▸ **WHAT IS EXPECTED**:
Format everything from the line containing "nav-label: 素材 (646, 156, 685, 179)" down to the line containing "robot-icon (37, 100, 71, 124)" as a JSON list of strings, one string per line and blank lines omitted.

▸ **RECORDS PROVIDED**:
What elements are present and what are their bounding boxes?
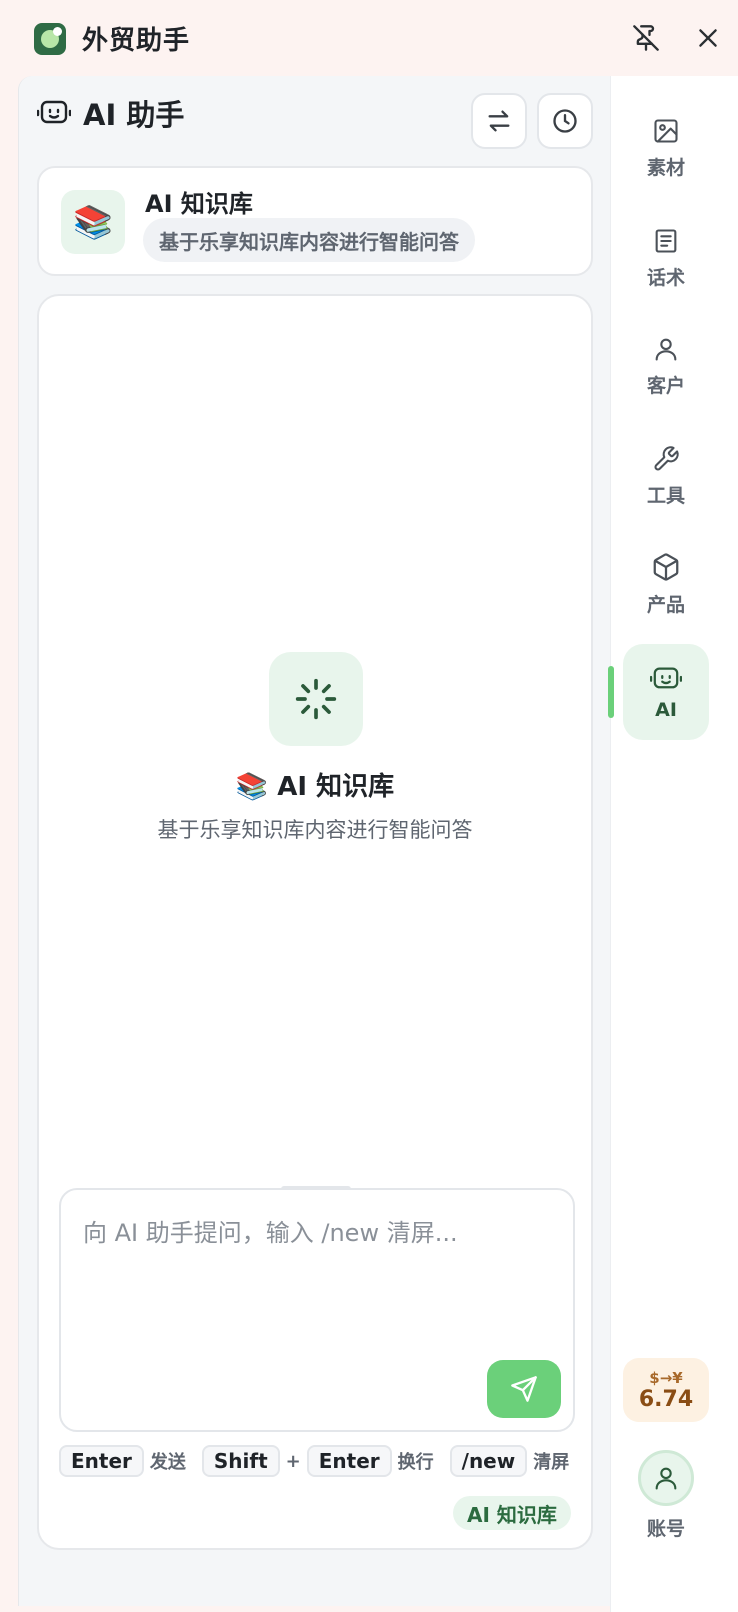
nav-label: 素材 (646, 156, 685, 179)
nav-label: 工具 (646, 484, 685, 507)
chat-area: 📚 AI 知识库 基于乐享知识库内容进行智能问答 Enter 发送 Shift … (37, 294, 593, 1550)
avatar (638, 1450, 694, 1506)
swap-arrows-icon (488, 110, 510, 132)
account-label: 账号 (646, 1518, 685, 1540)
page-title: AI 助手 (83, 98, 185, 132)
nav-item-tools[interactable]: 工具 (623, 428, 709, 524)
user-icon (655, 338, 677, 361)
chat-input[interactable] (83, 1212, 463, 1322)
panel-header: AI 助手 (19, 76, 611, 156)
shortcut-send-label: 发送 (149, 1452, 186, 1473)
nav-item-ai[interactable]: AI (623, 644, 709, 740)
exchange-rate-value: 6.74 (638, 1386, 694, 1412)
send-button[interactable] (487, 1360, 561, 1418)
box-icon (653, 552, 679, 581)
active-indicator (608, 666, 614, 718)
knowledge-base-description: 基于乐享知识库内容进行智能问答 (143, 218, 475, 262)
history-button[interactable] (537, 93, 593, 149)
exchange-rate-badge[interactable]: $→¥ 6.74 (623, 1358, 709, 1422)
ai-assistant-panel: AI 助手 📚 AI 知识库 基于乐享知识库内容进行智能问答 📚 AI 知识库 (18, 76, 610, 1606)
loading-spinner (269, 652, 363, 746)
switch-mode-button[interactable] (471, 93, 527, 149)
key-shift: Shift (201, 1445, 280, 1477)
shortcut-clear-label: 清屏 (533, 1452, 570, 1473)
mode-tag[interactable]: AI 知识库 (453, 1496, 571, 1530)
key-enter: Enter (306, 1445, 392, 1477)
pin-button[interactable] (628, 20, 664, 56)
books-icon: 📚 (61, 190, 125, 254)
close-icon (699, 29, 717, 47)
nav-item-customers[interactable]: 客户 (623, 318, 709, 414)
robot-icon (37, 100, 71, 124)
send-icon (511, 1376, 537, 1402)
empty-state-description: 基于乐享知识库内容进行智能问答 (157, 818, 473, 842)
keyboard-shortcuts: Enter 发送 Shift + Enter 换行 /new 清屏 (59, 1444, 585, 1478)
pin-off-icon (633, 25, 659, 51)
close-button[interactable] (690, 20, 726, 56)
nav-item-products[interactable]: 产品 (623, 536, 709, 632)
nav-item-materials[interactable]: 素材 (623, 100, 709, 196)
shortcut-newline-label: 换行 (397, 1452, 434, 1473)
app-logo-icon (34, 23, 66, 55)
image-icon (654, 118, 678, 143)
robot-icon (650, 667, 682, 689)
nav-label: 客户 (646, 374, 685, 397)
user-icon (655, 1467, 677, 1490)
nav-label: 话术 (646, 266, 685, 289)
nav-label: AI (655, 699, 677, 721)
title-bar: 外贸助手 (0, 0, 738, 76)
nav-item-scripts[interactable]: 话术 (623, 210, 709, 306)
document-icon (655, 228, 677, 253)
nav-rail: 素材 话术 客户 工具 产品 AI $→¥ 6.74 账号 (608, 76, 738, 1612)
key-enter: Enter (59, 1445, 144, 1477)
nav-label: 产品 (646, 593, 685, 616)
account-button[interactable]: 账号 (623, 1450, 709, 1546)
shortcut-plus: + (285, 1450, 301, 1472)
empty-state-title: 📚 AI 知识库 (235, 772, 395, 802)
knowledge-base-card[interactable]: 📚 AI 知识库 基于乐享知识库内容进行智能问答 (37, 166, 593, 276)
key-new-command: /new (449, 1445, 528, 1477)
currency-pair: $→¥ (649, 1368, 683, 1387)
wrench-icon (654, 445, 679, 470)
clock-icon (553, 109, 577, 133)
app-title: 外贸助手 (82, 26, 191, 56)
knowledge-base-title: AI 知识库 (145, 190, 253, 218)
loading-spinner-icon (295, 678, 337, 720)
chat-input-box (59, 1188, 575, 1432)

▸ **CORRECT ANSWER**:
[
  "nav-label: 素材 (646, 156, 685, 179)",
  "nav-label: 工具 (646, 484, 685, 507)",
  "chat-area: 📚 AI 知识库 基于乐享知识库内容进行智能问答 Enter 发送 Shift … (37, 294, 593, 1550)",
  "avatar (638, 1450, 694, 1506)",
  "swap-arrows-icon (488, 110, 510, 132)",
  "account-label: 账号 (646, 1518, 685, 1540)",
  "page-title: AI 助手 (83, 98, 185, 132)",
  "nav-item-tools[interactable]: 工具 (623, 428, 709, 524)",
  "user-icon (655, 338, 677, 361)",
  "chat-input[interactable] (83, 1212, 463, 1322)",
  "panel-header: AI 助手 (19, 76, 611, 156)",
  "shortcut-send-label: 发送 (149, 1452, 186, 1473)",
  "nav-item-ai[interactable]: AI (623, 644, 709, 740)",
  "exchange-rate-value: 6.74 (638, 1386, 694, 1412)",
  "send-button[interactable] (487, 1360, 561, 1418)",
  "box-icon (653, 552, 679, 581)",
  "active-indicator (608, 666, 614, 718)",
  "knowledge-base-description: 基于乐享知识库内容进行智能问答 (143, 218, 475, 262)",
  "history-button[interactable] (537, 93, 593, 149)",
  "exchange-rate-badge[interactable]: $→¥ 6.74 (623, 1358, 709, 1422)",
  "ai-assistant-panel: AI 助手 📚 AI 知识库 基于乐享知识库内容进行智能问答 📚 AI 知识库 (18, 76, 610, 1606)",
  "loading-spinner (269, 652, 363, 746)",
  "switch-mode-button[interactable] (471, 93, 527, 149)",
  "key-shift: Shift (201, 1445, 280, 1477)",
  "shortcut-clear-label: 清屏 (533, 1452, 570, 1473)",
  "mode-tag[interactable]: AI 知识库 (453, 1496, 571, 1530)",
  "key-enter: Enter (306, 1445, 392, 1477)",
  "pin-button[interactable] (628, 20, 664, 56)",
  "books-icon: 📚 (61, 190, 125, 254)",
  "close-icon (699, 29, 717, 47)",
  "nav-item-customers[interactable]: 客户 (623, 318, 709, 414)",
  "robot-icon (37, 100, 71, 124)"
]